▸ **TASK REQUIREMENTS**
Every record that follows should be printed verbatim.

▸ **EXTRACTED RECORDS**
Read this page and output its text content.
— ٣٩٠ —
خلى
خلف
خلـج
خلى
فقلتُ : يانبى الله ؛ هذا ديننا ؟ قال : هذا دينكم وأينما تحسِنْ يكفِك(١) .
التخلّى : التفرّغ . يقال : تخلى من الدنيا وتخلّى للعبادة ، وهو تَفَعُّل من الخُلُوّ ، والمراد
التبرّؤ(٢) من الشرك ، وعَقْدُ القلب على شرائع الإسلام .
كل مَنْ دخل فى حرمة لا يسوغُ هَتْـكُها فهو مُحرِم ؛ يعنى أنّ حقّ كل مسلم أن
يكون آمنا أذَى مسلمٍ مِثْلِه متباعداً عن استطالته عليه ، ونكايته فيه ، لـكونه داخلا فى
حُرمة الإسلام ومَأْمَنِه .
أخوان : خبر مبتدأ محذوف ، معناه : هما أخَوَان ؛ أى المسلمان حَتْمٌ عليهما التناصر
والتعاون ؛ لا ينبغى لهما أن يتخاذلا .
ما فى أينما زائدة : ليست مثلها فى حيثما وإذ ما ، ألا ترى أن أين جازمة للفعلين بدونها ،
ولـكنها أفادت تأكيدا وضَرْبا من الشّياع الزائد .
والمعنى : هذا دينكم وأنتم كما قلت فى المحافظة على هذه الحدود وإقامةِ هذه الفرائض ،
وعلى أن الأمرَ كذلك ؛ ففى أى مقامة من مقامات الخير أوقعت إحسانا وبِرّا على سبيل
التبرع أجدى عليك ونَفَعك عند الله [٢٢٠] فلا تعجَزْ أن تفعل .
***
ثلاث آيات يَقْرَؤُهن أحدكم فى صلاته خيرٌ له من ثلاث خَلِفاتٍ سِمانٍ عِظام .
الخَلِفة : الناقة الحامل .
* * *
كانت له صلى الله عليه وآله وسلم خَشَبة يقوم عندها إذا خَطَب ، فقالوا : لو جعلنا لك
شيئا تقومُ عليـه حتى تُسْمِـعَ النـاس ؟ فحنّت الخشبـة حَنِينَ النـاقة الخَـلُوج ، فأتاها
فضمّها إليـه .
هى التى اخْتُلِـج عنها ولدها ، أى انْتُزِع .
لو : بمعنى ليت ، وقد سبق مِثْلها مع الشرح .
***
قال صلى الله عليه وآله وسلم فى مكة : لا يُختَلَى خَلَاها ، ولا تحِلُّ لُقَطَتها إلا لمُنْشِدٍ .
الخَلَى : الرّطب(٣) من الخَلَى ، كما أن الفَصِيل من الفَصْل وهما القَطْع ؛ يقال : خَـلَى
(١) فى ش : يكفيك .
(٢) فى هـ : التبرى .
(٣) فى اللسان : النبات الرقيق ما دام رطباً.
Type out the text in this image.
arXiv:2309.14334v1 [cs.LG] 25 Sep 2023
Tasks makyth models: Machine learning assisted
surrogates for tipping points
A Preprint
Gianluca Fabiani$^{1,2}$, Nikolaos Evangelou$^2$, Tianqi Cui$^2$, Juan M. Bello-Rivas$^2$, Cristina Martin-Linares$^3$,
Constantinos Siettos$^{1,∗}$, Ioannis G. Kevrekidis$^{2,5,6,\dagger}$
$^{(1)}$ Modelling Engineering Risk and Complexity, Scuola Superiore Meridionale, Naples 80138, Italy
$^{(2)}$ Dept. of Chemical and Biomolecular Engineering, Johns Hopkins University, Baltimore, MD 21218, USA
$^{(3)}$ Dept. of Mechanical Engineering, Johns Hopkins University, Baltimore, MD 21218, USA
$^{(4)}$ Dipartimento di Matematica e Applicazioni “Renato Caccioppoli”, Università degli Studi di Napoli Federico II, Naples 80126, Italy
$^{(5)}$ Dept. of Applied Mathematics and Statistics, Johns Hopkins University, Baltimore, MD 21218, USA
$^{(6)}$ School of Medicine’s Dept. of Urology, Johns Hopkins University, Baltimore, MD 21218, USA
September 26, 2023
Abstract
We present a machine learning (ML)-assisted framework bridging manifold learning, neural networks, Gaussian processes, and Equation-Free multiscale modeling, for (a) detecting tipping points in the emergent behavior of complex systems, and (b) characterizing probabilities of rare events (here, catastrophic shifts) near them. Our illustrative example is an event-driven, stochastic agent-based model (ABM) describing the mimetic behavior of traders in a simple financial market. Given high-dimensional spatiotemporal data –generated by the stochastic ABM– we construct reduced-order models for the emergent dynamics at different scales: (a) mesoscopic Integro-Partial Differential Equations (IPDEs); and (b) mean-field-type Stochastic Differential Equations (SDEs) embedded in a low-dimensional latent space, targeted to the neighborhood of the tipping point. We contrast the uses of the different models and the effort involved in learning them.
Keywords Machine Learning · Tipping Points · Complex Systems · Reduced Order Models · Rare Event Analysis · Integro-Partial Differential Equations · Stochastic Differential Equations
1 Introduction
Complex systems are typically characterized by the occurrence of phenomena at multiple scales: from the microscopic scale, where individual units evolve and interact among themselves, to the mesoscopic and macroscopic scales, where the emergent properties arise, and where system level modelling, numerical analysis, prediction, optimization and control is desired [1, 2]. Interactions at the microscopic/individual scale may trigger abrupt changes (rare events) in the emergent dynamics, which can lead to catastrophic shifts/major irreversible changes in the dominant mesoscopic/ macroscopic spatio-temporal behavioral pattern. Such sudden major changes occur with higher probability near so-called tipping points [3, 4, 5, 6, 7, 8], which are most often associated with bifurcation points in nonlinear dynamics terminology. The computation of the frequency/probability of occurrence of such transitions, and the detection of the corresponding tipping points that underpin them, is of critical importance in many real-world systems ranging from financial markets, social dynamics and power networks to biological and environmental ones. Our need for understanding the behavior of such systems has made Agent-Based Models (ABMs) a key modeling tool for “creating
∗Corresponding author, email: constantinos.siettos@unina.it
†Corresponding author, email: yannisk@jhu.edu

▸ **THE RESULT**
Read this page and output its text content.
— ٣٩٠ —
خلى
خلف
خلـج
خلى
فقلتُ : يانبى الله ؛ هذا ديننا ؟ قال : هذا دينكم وأينما تحسِنْ يكفِك(١) .
التخلّى : التفرّغ . يقال : تخلى من الدنيا وتخلّى للعبادة ، وهو تَفَعُّل من الخُلُوّ ، والمراد
التبرّؤ(٢) من الشرك ، وعَقْدُ القلب على شرائع الإسلام .
كل مَنْ دخل فى حرمة لا يسوغُ هَتْـكُها فهو مُحرِم ؛ يعنى أنّ حقّ كل مسلم أن
يكون آمنا أذَى مسلمٍ مِثْلِه متباعداً عن استطالته عليه ، ونكايته فيه ، لـكونه داخلا فى
حُرمة الإسلام ومَأْمَنِه .
أخوان : خبر مبتدأ محذوف ، معناه : هما أخَوَان ؛ أى المسلمان حَتْمٌ عليهما التناصر
والتعاون ؛ لا ينبغى لهما أن يتخاذلا .
ما فى أينما زائدة : ليست مثلها فى حيثما وإذ ما ، ألا ترى أن أين جازمة للفعلين بدونها ،
ولـكنها أفادت تأكيدا وضَرْبا من الشّياع الزائد .
والمعنى : هذا دينكم وأنتم كما قلت فى المحافظة على هذه الحدود وإقامةِ هذه الفرائض ،
وعلى أن الأمرَ كذلك ؛ ففى أى مقامة من مقامات الخير أوقعت إحسانا وبِرّا على سبيل
التبرع أجدى عليك ونَفَعك عند الله [٢٢٠] فلا تعجَزْ أن تفعل .
***
ثلاث آيات يَقْرَؤُهن أحدكم فى صلاته خيرٌ له من ثلاث خَلِفاتٍ سِمانٍ عِظام .
الخَلِفة : الناقة الحامل .
* * *
كانت له صلى الله عليه وآله وسلم خَشَبة يقوم عندها إذا خَطَب ، فقالوا : لو جعلنا لك
شيئا تقومُ عليـه حتى تُسْمِـعَ النـاس ؟ فحنّت الخشبـة حَنِينَ النـاقة الخَـلُوج ، فأتاها
فضمّها إليـه .
هى التى اخْتُلِـج عنها ولدها ، أى انْتُزِع .
لو : بمعنى ليت ، وقد سبق مِثْلها مع الشرح .
***
قال صلى الله عليه وآله وسلم فى مكة : لا يُختَلَى خَلَاها ، ولا تحِلُّ لُقَطَتها إلا لمُنْشِدٍ .
الخَلَى : الرّطب(٣) من الخَلَى ، كما أن الفَصِيل من الفَصْل وهما القَطْع ؛ يقال : خَـلَى
(١) فى ش : يكفيك .
(٢) فى هـ : التبرى .
(٣) فى اللسان : النبات الرقيق ما دام رطباً.
Type out the text in this image.
arXiv:2309.14334v1 [cs.LG] 25 Sep 2023
Tasks makyth models: Machine learning assisted
surrogates for tipping points
A Preprint
Gianluca Fabiani$^{1,2}$, Nikolaos Evangelou$^2$, Tianqi Cui$^2$, Juan M. Bello-Rivas$^2$, Cristina Martin-Linares$^3$,
Constantinos Siettos$^{1,∗}$, Ioannis G. Kevrekidis$^{2,5,6,\dagger}$
$^{(1)}$ Modelling Engineering Risk and Complexity, Scuola Superiore Meridionale, Naples 80138, Italy
$^{(2)}$ Dept. of Chemical and Biomolecular Engineering, Johns Hopkins University, Baltimore, MD 21218, USA
$^{(3)}$ Dept. of Mechanical Engineering, Johns Hopkins University, Baltimore, MD 21218, USA
$^{(4)}$ Dipartimento di Matematica e Applicazioni “Renato Caccioppoli”, Università degli Studi di Napoli Federico II, Naples 80126, Italy
$^{(5)}$ Dept. of Applied Mathematics and Statistics, Johns Hopkins University, Baltimore, MD 21218, USA
$^{(6)}$ School of Medicine’s Dept. of Urology, Johns Hopkins University, Baltimore, MD 21218, USA
September 26, 2023
Abstract
We present a machine learning (ML)-assisted framework bridging manifold learning, neural networks, Gaussian processes, and Equation-Free multiscale modeling, for (a) detecting tipping points in the emergent behavior of complex systems, and (b) characterizing probabilities of rare events (here, catastrophic shifts) near them. Our illustrative example is an event-driven, stochastic agent-based model (ABM) describing the mimetic behavior of traders in a simple financial market. Given high-dimensional spatiotemporal data –generated by the stochastic ABM– we construct reduced-order models for the emergent dynamics at different scales: (a) mesoscopic Integro-Partial Differential Equations (IPDEs); and (b) mean-field-type Stochastic Differential Equations (SDEs) embedded in a low-dimensional latent space, targeted to the neighborhood of the tipping point. We contrast the uses of the different models and the effort involved in learning them.
Keywords Machine Learning · Tipping Points · Complex Systems · Reduced Order Models · Rare Event Analysis · Integro-Partial Differential Equations · Stochastic Differential Equations
1 Introduction
Complex systems are typically characterized by the occurrence of phenomena at multiple scales: from the microscopic scale, where individual units evolve and interact among themselves, to the mesoscopic and macroscopic scales, where the emergent properties arise, and where system level modelling, numerical analysis, prediction, optimization and control is desired [1, 2]. Interactions at the microscopic/individual scale may trigger abrupt changes (rare events) in the emergent dynamics, which can lead to catastrophic shifts/major irreversible changes in the dominant mesoscopic/ macroscopic spatio-temporal behavioral pattern. Such sudden major changes occur with higher probability near so-called tipping points [3, 4, 5, 6, 7, 8], which are most often associated with bifurcation points in nonlinear dynamics terminology. The computation of the frequency/probability of occurrence of such transitions, and the detection of the corresponding tipping points that underpin them, is of critical importance in many real-world systems ranging from financial markets, social dynamics and power networks to biological and environmental ones. Our need for understanding the behavior of such systems has made Agent-Based Models (ABMs) a key modeling tool for “creating
∗Corresponding author, email: constantinos.siettos@unina.it
†Corresponding author, email: yannisk@jhu.edu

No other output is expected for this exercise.